● SELECTION:
-=-=-

Well, just one day after Former Alaska Governor Sarah Palin appeared on Oprah for what was a good interview and on the day her book "Going Rogue" was released (I have to admit I bought Star Trek on DVD instead), Newsweek helps keep Palin's name near the top of the public conversation (and makes her into Carrie Prejean) by using this cover photo:
The pict got the best of Governor Palin who took to her Facebook page to complain about it, writing:
The choice of photo for the cover of this week's Newsweek is unfortunate. When it comes to Sarah Palin, this "news" magazine has relished focusing on the irrelevant rather than the relevant. The Runner's World magazine one-page profile for which this photo was taken was all about health and fitness - a subject to which I am devoted and which is critically important to this nation. The out-of-context Newsweek approach is sexist and oh-so-expected by now. If anyone can learn anything from it: it shows why you shouldn't judge a book by its cover, gender, or color of skin. The media will do anything to draw attention - even if out of context.

-=-=-

● EXCERPTED DATA:
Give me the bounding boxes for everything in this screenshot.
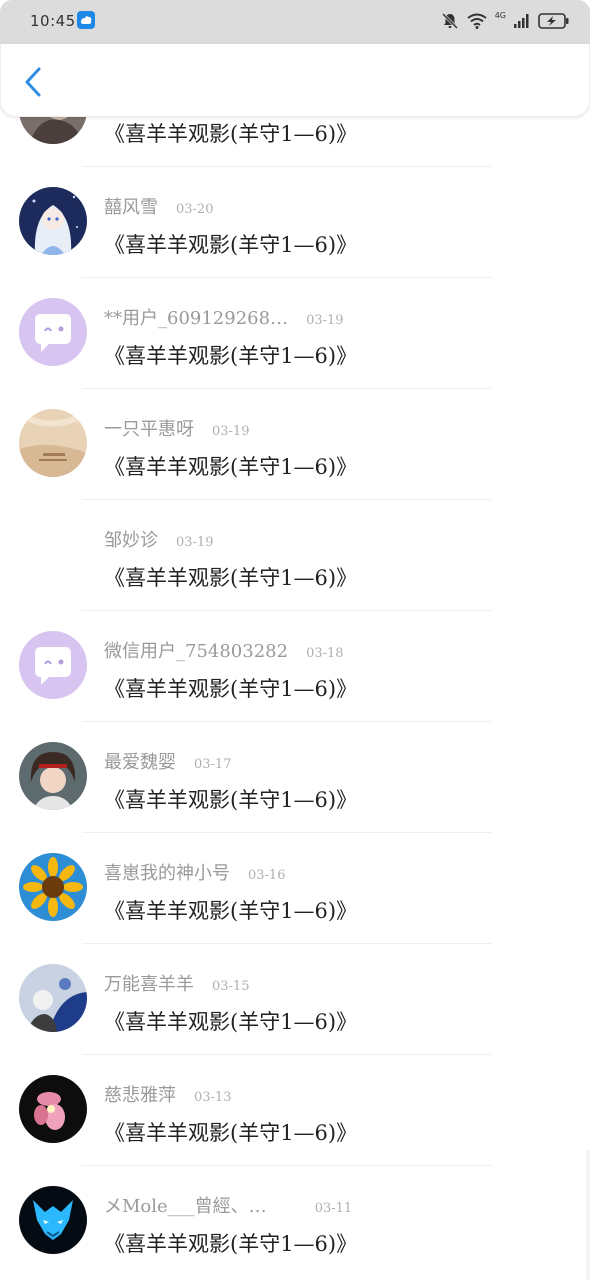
top-nav-bar <box>0 44 590 117</box>
article-title: 《喜羊羊观影(羊守1—6)》 <box>104 1010 358 1034</box>
list-item[interactable]: 一只平惠呀 03-19 《喜羊羊观影(羊守1—6)》 <box>0 389 590 500</box>
username[interactable]: 邹妙诊 <box>104 530 158 551</box>
username[interactable]: 最爱魏婴 <box>104 752 176 773</box>
reader-meta: 一只平惠呀 03-19 <box>104 415 249 441</box>
default-chat-avatar <box>19 298 87 366</box>
username[interactable]: 万能喜羊羊 <box>104 974 194 995</box>
reader-meta: メMole___曾經、… 03-11 <box>104 1192 352 1218</box>
article-title: 《喜羊羊观影(羊守1—6)》 <box>104 788 358 812</box>
anime-boy-avatar <box>19 742 87 810</box>
signal-icon <box>514 13 530 29</box>
status-bar: 10:45 4G <box>0 0 590 44</box>
cartoon-avatar <box>19 964 87 1032</box>
username[interactable]: 微信用户_754803282 <box>104 641 288 662</box>
article-title: 《喜羊羊观影(羊守1—6)》 <box>104 122 358 146</box>
username[interactable]: 一只平惠呀 <box>104 419 194 440</box>
scrollbar[interactable] <box>586 1150 590 1280</box>
list-item[interactable]: 最爱魏婴 03-17 《喜羊羊观影(羊守1—6)》 <box>0 722 590 833</box>
battery-charging-icon <box>538 13 570 29</box>
reader-meta: 邹妙诊 03-19 <box>104 526 213 552</box>
date: 03-20 <box>176 202 214 217</box>
date: 03-13 <box>194 1090 232 1105</box>
list-item[interactable]: 喜崽我的神小号 03-16 《喜羊羊观影(羊守1—6)》 <box>0 833 590 944</box>
mute-bell-icon <box>441 12 459 30</box>
article-title: 《喜羊羊观影(羊守1—6)》 <box>104 1232 358 1256</box>
illustration-avatar <box>19 409 87 477</box>
article-title: 《喜羊羊观影(羊守1—6)》 <box>104 566 358 590</box>
article-title: 《喜羊羊观影(羊守1—6)》 <box>104 899 358 923</box>
date: 03-11 <box>314 1201 353 1216</box>
list-item[interactable]: 囍风雪 03-20 《喜羊羊观影(羊守1—6)》 <box>0 167 590 278</box>
list-item[interactable]: 慈悲雅萍 03-13 《喜羊羊观影(羊守1—6)》 <box>0 1055 590 1166</box>
list-item[interactable]: 邹妙诊 03-19 《喜羊羊观影(羊守1—6)》 <box>0 500 590 611</box>
anime-girl-avatar <box>19 187 87 255</box>
reader-meta: 万能喜羊羊 03-15 <box>104 970 249 996</box>
list-item[interactable]: **用户_609129268… 03-19 《喜羊羊观影(羊守1—6)》 <box>0 278 590 389</box>
network-type-label: 4G <box>494 10 506 20</box>
reader-meta: 喜崽我的神小号 03-16 <box>104 859 285 885</box>
username[interactable]: 慈悲雅萍 <box>104 1085 176 1106</box>
date: 03-15 <box>212 979 250 994</box>
reader-meta: **用户_609129268… 03-19 <box>104 304 344 330</box>
article-title: 《喜羊羊观影(羊守1—6)》 <box>104 344 358 368</box>
chevron-left-icon <box>25 67 41 97</box>
article-title: 《喜羊羊观影(羊守1—6)》 <box>104 677 358 701</box>
username[interactable]: メMole___曾經、… <box>104 1196 267 1217</box>
reader-meta: 囍风雪 03-20 <box>104 193 213 219</box>
username[interactable]: 囍风雪 <box>104 197 158 218</box>
list-item[interactable]: メMole___曾經、… 03-11 《喜羊羊观影(羊守1—6)》 <box>0 1166 590 1277</box>
list-item[interactable]: 万能喜羊羊 03-15 《喜羊羊观影(羊守1—6)》 <box>0 944 590 1055</box>
status-icons: 4G <box>441 10 570 32</box>
app-notification-icon <box>77 11 95 29</box>
orchid-avatar <box>19 1075 87 1143</box>
article-title: 《喜羊羊观影(羊守1—6)》 <box>104 455 358 479</box>
username[interactable]: **用户_609129268… <box>104 308 288 329</box>
date: 03-19 <box>176 535 214 550</box>
date: 03-19 <box>306 313 344 328</box>
date: 03-19 <box>212 424 250 439</box>
reader-meta: 最爱魏婴 03-17 <box>104 748 231 774</box>
date: 03-16 <box>248 868 286 883</box>
back-button[interactable] <box>15 64 51 100</box>
article-title: 《喜羊羊观影(羊守1—6)》 <box>104 1121 358 1145</box>
list-item[interactable]: 微信用户_754803282 03-18 《喜羊羊观影(羊守1—6)》 <box>0 611 590 722</box>
reader-meta: 慈悲雅萍 03-13 <box>104 1081 231 1107</box>
wifi-icon <box>467 13 487 29</box>
date: 03-17 <box>194 757 232 772</box>
article-title: 《喜羊羊观影(羊守1—6)》 <box>104 233 358 257</box>
sunflower-avatar <box>19 853 87 921</box>
default-chat-avatar <box>19 631 87 699</box>
username[interactable]: 喜崽我的神小号 <box>104 863 230 884</box>
blue-wolf-avatar <box>19 1186 87 1254</box>
status-time: 10:45 <box>30 12 76 30</box>
reader-meta: 微信用户_754803282 03-18 <box>104 637 344 663</box>
date: 03-18 <box>306 646 344 661</box>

-=-=-

● WHAT TO DO:
Answer these questions from the passage about the Newsweek cover:
(a) What did the writer buy instead of "Going Rogue"?
(b) Where did Palin publish her complaint about the cover?
(c) For which magazine's profile was the photo originally taken?

● ANSWER TO THE PROBLEM:
(a) Star Trek on DVD
(b) On her Facebook page
(c) Runner's World